# The exercise
Images excluded, repeat each entry below exactly.

# Stored data

==============================

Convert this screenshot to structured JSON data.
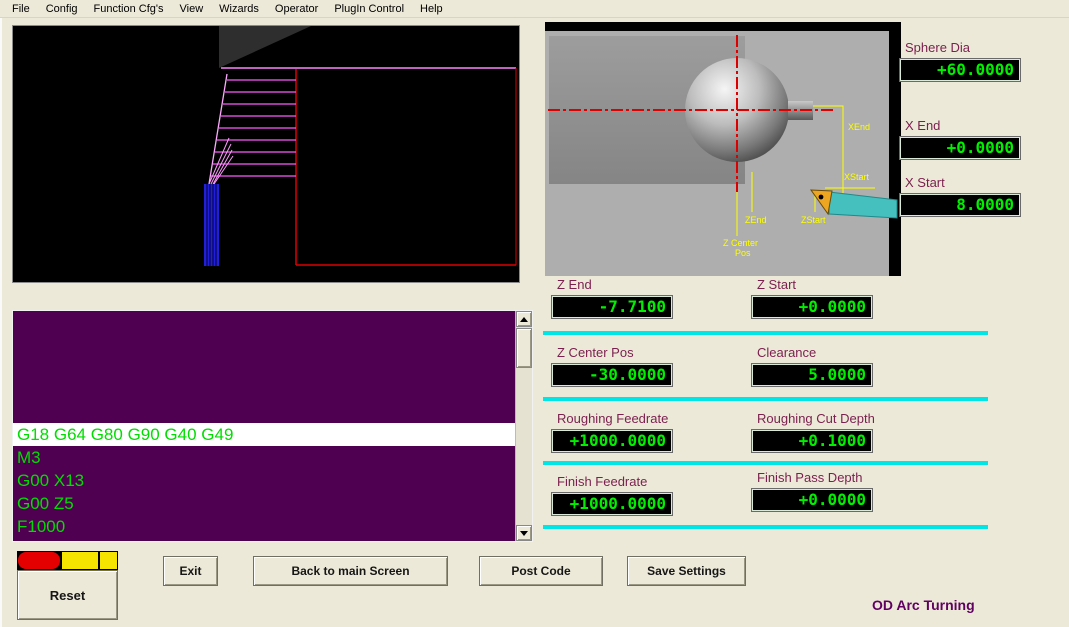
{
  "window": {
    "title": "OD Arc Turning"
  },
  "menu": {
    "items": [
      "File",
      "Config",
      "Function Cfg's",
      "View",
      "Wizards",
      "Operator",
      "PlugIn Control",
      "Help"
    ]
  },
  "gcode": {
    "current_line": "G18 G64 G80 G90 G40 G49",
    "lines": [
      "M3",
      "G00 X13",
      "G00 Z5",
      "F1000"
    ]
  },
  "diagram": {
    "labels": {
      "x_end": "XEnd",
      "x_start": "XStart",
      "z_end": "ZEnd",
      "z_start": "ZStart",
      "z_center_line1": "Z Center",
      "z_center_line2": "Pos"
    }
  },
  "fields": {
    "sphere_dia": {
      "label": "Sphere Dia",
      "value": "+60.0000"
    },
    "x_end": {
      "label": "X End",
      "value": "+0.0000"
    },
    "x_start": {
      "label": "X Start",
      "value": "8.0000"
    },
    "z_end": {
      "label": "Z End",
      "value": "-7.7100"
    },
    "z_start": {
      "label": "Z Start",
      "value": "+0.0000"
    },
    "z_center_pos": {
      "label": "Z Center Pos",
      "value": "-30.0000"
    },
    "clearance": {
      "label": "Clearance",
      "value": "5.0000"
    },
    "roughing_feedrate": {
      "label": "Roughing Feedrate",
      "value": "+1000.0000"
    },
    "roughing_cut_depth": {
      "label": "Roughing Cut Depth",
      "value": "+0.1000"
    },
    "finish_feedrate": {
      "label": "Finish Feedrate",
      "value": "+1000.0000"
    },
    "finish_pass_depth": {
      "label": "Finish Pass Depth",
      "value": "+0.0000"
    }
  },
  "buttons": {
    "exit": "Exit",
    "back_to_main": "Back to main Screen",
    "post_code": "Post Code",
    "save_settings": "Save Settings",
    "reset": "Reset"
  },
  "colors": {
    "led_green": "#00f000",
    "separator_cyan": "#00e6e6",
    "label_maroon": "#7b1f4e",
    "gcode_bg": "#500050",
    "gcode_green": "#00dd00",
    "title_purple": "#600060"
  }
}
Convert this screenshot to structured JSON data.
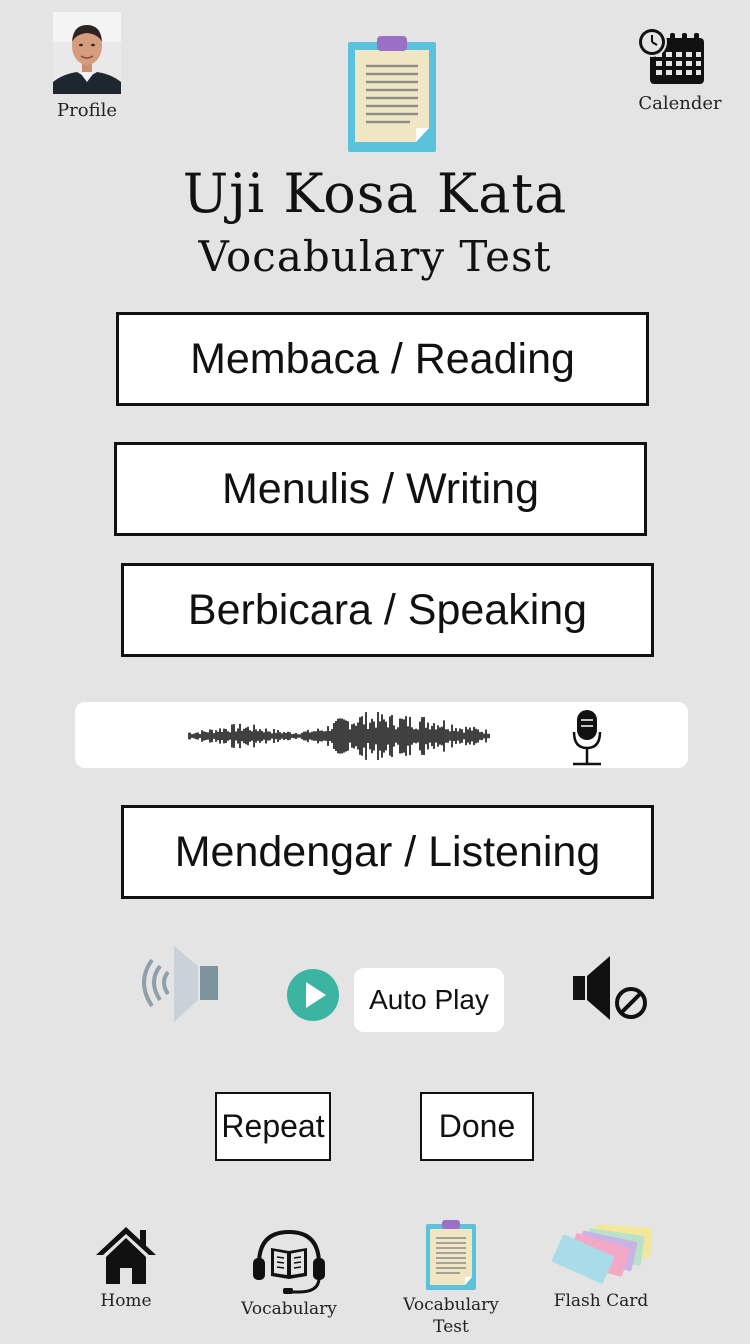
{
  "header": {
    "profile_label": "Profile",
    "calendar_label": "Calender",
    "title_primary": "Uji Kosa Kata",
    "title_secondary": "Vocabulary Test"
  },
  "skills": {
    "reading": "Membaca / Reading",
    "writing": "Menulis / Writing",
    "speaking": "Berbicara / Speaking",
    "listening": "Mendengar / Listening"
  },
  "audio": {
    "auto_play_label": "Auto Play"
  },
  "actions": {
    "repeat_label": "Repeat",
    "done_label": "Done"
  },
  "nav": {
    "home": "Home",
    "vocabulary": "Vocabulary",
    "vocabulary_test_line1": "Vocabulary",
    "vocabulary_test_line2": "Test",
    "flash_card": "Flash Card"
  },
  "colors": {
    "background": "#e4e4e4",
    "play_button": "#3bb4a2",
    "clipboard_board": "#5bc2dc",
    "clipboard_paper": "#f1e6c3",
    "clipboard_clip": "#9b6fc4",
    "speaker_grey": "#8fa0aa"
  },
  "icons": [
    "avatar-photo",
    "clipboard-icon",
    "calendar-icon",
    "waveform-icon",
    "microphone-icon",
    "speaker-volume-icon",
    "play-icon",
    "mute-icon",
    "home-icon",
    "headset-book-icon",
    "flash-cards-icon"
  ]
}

==============================

# Worked solution
Convert this screenshot to structured JSON data.
{
  "window": {
    "title": "OD Arc Turning"
  },
  "menu": {
    "items": [
      "File",
      "Config",
      "Function Cfg's",
      "View",
      "Wizards",
      "Operator",
      "PlugIn Control",
      "Help"
    ]
  },
  "gcode": {
    "current_line": "G18 G64 G80 G90 G40 G49",
    "lines": [
      "M3",
      "G00 X13",
      "G00 Z5",
      "F1000"
    ]
  },
  "diagram": {
    "labels": {
      "x_end": "XEnd",
      "x_start": "XStart",
      "z_end": "ZEnd",
      "z_start": "ZStart",
      "z_center_line1": "Z Center",
      "z_center_line2": "Pos"
    }
  },
  "fields": {
    "sphere_dia": {
      "label": "Sphere Dia",
      "value": "+60.0000"
    },
    "x_end": {
      "label": "X End",
      "value": "+0.0000"
    },
    "x_start": {
      "label": "X Start",
      "value": "8.0000"
    },
    "z_end": {
      "label": "Z End",
      "value": "-7.7100"
    },
    "z_start": {
      "label": "Z Start",
      "value": "+0.0000"
    },
    "z_center_pos": {
      "label": "Z Center Pos",
      "value": "-30.0000"
    },
    "clearance": {
      "label": "Clearance",
      "value": "5.0000"
    },
    "roughing_feedrate": {
      "label": "Roughing Feedrate",
      "value": "+1000.0000"
    },
    "roughing_cut_depth": {
      "label": "Roughing Cut Depth",
      "value": "+0.1000"
    },
    "finish_feedrate": {
      "label": "Finish Feedrate",
      "value": "+1000.0000"
    },
    "finish_pass_depth": {
      "label": "Finish Pass Depth",
      "value": "+0.0000"
    }
  },
  "buttons": {
    "exit": "Exit",
    "back_to_main": "Back to main Screen",
    "post_code": "Post Code",
    "save_settings": "Save Settings",
    "reset": "Reset"
  },
  "colors": {
    "led_green": "#00f000",
    "separator_cyan": "#00e6e6",
    "label_maroon": "#7b1f4e",
    "gcode_bg": "#500050",
    "gcode_green": "#00dd00",
    "title_purple": "#600060"
  }
}
Convert this screenshot to structured JSON data.
{
  "header": {
    "profile_label": "Profile",
    "calendar_label": "Calender",
    "title_primary": "Uji Kosa Kata",
    "title_secondary": "Vocabulary Test"
  },
  "skills": {
    "reading": "Membaca / Reading",
    "writing": "Menulis / Writing",
    "speaking": "Berbicara / Speaking",
    "listening": "Mendengar / Listening"
  },
  "audio": {
    "auto_play_label": "Auto Play"
  },
  "actions": {
    "repeat_label": "Repeat",
    "done_label": "Done"
  },
  "nav": {
    "home": "Home",
    "vocabulary": "Vocabulary",
    "vocabulary_test_line1": "Vocabulary",
    "vocabulary_test_line2": "Test",
    "flash_card": "Flash Card"
  },
  "colors": {
    "background": "#e4e4e4",
    "play_button": "#3bb4a2",
    "clipboard_board": "#5bc2dc",
    "clipboard_paper": "#f1e6c3",
    "clipboard_clip": "#9b6fc4",
    "speaker_grey": "#8fa0aa"
  },
  "icons": [
    "avatar-photo",
    "clipboard-icon",
    "calendar-icon",
    "waveform-icon",
    "microphone-icon",
    "speaker-volume-icon",
    "play-icon",
    "mute-icon",
    "home-icon",
    "headset-book-icon",
    "flash-cards-icon"
  ]
}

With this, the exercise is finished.